◆ ЧТО НУЖНО СДЕЛАТЬ
a: Объясните, пожалуйста, в одном–трех предложениях по тексту о прозе Бунина, почему писатель считал главным в рассказе найти звук.
b: Допишите текст о прозе Бунина, продолжив его после последнего предложения.

Уже в «Антоновских яблоках» (1900), этой «поэме запустения», проза Бунина обретает особый лаконизм и сгущенность слова. Как и другие лучшие произведения той поры («Сосны», «Новая дорога», «Золотое дно»), «Антоновские яблоки» поражают меткостью деталей, смелостью уподоблений, художественной концентрированностью, музыкальностью.

Бунинская проза подчинилась внутренней мелодике, причем характерно, что сам писатель видел в своих исканиях ритма прозы как бы продолжение стихотворчества.

Бунин писал: «Я, вероятно, все-таки рожден стихотворцем. Тургенев тоже был стихотворец прежде всего... Для него главное в рассказе был звук, а все остальное – это так. Для меня главное – это найти звук. Как только я его нашел – все остальное дается само собой».

Завершающая «дворянские элегии» начала века повесть-поэма «Суходол» по-новому оценивает быт и нравы дворянских усадеб. Автор окончательно отрекается от всяческого «обольщения стариною» дворянского быта. Жизнь предков сохраняет былое очарование и влечет к себе Бунина, но иные, жесткие черты проступают на лицах фамильных портретов, до тех пор «кротко» глядевших на него со стены («Антоновские яблоки»).

Имя тому чувству, которое обуревает автора при взгляде на деревенскую Россию, Русь, – «любовь-ненависть». И матерью, и мачехой одновременно выглядит по отношению к своим детям суходольская родина.

Продолжая и развивая наблюдения, отображенные в произведениях 1890 – начала 1900-х гг. («Федосевна», «Кастрюк», «В поле», «Мелитон», «Сосны»), Бунин стремится разгадать «вечные», «неподвижные» приметы русского человека, исследуя изломы его души. За своими героями – разбогатевшим мещанином из крестьян или нищим юродивым – он видит как бы их предков, уходящую, обратную перспективу поколений. Его особенное внимание в 1910-е гг. не случайно привлекают люди, выбитые из привычной колеи, пережившие внутренний перелом, катастрофу, вплоть до отказа от своего «я», – странники, юродивые, «божьи люди». Бунин стремится крупно, масштабно запечатлеть душу народа.

В характере русского человека Бунин видит не только темноту и лень, он любуется богатством сил, огромными возможностями, одаренностью народа, хотя тут же подчеркивает и присущий ему скрытый трагизм. «Странно, неожиданно проявляются таланты на Руси и чудеса делают они при счастливых жребиях!» Слова эти сказаны о брянском мужике Зотове, недавнем мальчике на побегушках у богатого купца, сделавшемся крупным коммерсантом европейской хватки («Соотечественник»).

◆ ИСХОДНЫЕ ДАННЫЕ
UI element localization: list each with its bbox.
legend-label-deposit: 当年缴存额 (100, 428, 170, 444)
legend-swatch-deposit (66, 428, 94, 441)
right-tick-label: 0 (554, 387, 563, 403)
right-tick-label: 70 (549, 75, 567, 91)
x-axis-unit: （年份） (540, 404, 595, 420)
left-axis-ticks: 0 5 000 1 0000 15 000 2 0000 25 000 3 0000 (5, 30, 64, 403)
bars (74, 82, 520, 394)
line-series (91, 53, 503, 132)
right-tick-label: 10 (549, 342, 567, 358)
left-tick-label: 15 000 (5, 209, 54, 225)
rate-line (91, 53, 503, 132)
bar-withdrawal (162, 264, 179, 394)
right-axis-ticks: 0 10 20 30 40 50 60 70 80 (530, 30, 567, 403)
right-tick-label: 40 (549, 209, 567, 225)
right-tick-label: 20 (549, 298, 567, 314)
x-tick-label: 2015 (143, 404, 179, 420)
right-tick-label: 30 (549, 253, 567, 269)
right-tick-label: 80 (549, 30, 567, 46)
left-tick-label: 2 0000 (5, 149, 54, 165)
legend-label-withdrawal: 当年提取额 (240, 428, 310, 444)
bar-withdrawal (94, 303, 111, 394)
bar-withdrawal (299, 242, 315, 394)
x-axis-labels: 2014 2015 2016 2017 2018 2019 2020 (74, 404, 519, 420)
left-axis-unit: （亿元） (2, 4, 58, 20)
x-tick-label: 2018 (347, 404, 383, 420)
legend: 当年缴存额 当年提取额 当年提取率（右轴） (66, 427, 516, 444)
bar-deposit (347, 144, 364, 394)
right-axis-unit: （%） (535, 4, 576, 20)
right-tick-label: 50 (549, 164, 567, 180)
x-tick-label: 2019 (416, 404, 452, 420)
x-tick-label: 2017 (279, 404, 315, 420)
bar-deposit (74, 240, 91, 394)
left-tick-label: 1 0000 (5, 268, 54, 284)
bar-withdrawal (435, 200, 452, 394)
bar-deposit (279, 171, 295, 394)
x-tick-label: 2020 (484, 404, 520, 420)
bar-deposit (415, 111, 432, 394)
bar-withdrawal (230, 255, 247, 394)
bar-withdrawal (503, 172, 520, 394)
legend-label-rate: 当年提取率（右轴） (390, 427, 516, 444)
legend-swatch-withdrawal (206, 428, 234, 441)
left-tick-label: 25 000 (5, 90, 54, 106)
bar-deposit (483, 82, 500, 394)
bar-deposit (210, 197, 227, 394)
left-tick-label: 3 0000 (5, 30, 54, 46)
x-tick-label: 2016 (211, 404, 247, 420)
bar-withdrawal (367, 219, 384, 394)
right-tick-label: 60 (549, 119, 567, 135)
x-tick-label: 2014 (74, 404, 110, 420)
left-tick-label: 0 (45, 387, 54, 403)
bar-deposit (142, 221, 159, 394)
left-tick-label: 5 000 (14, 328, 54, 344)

◆ ОТВЕТЫ К ЗАДАНИЯМ
a: Бунин считал себя прежде всего стихотворцем и видел в поисках ритма прозы продолжение стихотворчества. По его словам, как только звук найден, все остальное дается само собой.

b:
Во многих повестях и рассказах Бунин обращается к «вечным» темам. Первые из них у Бунина – любовь и смерть. В истинной любви, по Бунину, есть что-то общее с вечной природой. И прекрасно только то чувство любви, которое естественно, не ложно, не выдумано. Такому чувству писатель сложил, как и природе, подлинный поэтический гимн. Для него любовь и существование без нее – два враждебных типа жизни. Возвышая любовь, Бунин не скрывает, каким опасностям она подвергается. Одна из известных новелл писателя – «Легкое дыхание» (1916) – художнический суд над моралью взрослых, фальшивых людей, погубивших прелестное, искреннее молодое существо. Гимназистка Оля Мещерская, беспечная к наставлениям классной дамы, юная красавица, не боящаяся, в отличие от своих чопорных подруг, ни чернильных пятен на пальцах, ни растрепанных волос, – это само «легкое дыхание» жизни. Однако враждебный ей мир взрослых оборвал эту праздничную жизнь, и ничего не осталось от Оли Мещерской, кроме фарфорового медальона на могильном кресте.

«Всякая любовь – великое счастье, даже если она не разделена», – эти слова из книги позднего периода творчества «Темные аллеи» могли бы повторить все «герои-любовники» у Бунина. При огромном разнообразии индивидуальностей, психологии, характеров, социального положения и т.п. они живут в ожидании любви, ищут ее и, чаще всего, опаленные ею, гибнут. Такая концепция сформировалась в творчестве Бунина еще в предреволюционное десятилетие. Любовь-страсть приводит человека на опасную черту, независимо от того, кто перед нами – элегантный, в белоснежном костюме и накрахмаленном белье капитан из «Снов Чанга», легко цитирующий индусских мудрецов, или корявый мужичонка Игнат, не имеющий даже добрых сапог, или слывший когда-то в уезде «за редкого умницу» помещик Хвощинский, помешавшийся на любви к своей горничной Лушке, которая умерла в молодости.

В нашей отечественной литературе до Бунина, пожалуй, не было писателя, в творчестве которого мотивы любви, страсти, чувства – во всех его оттенках и переходах – играли бы столь значительную роль. Занятая разрешением философско-нравственных проблем, русская литература как бы стыдилась долгое время уделять исключительное внимание любви или даже (как это было у позднего Толстого) вообще отвергала ее как недостойный «соблазн». Бунин не знает, кажется, себе равных в этой таинственной области. Причем любовь ровная, тихое горение, безбурное счастье, равно как и драма рассредоточенная, растворенная в обыденности – все это высокомерно отвергается героями и автором. Любовь – «легкое дыхание», посетившее сей мир и готовое в любой миг исчезнуть, она является лишь в «минуты роковые». Писатель отказывает ей в способности длиться – в семье, в браке, в буднях. Короткая, ослепительная вспышка, до дна озаряющая души влюбленных, приводит их к критической грани, за которой – гибель, самоубийство, небытие.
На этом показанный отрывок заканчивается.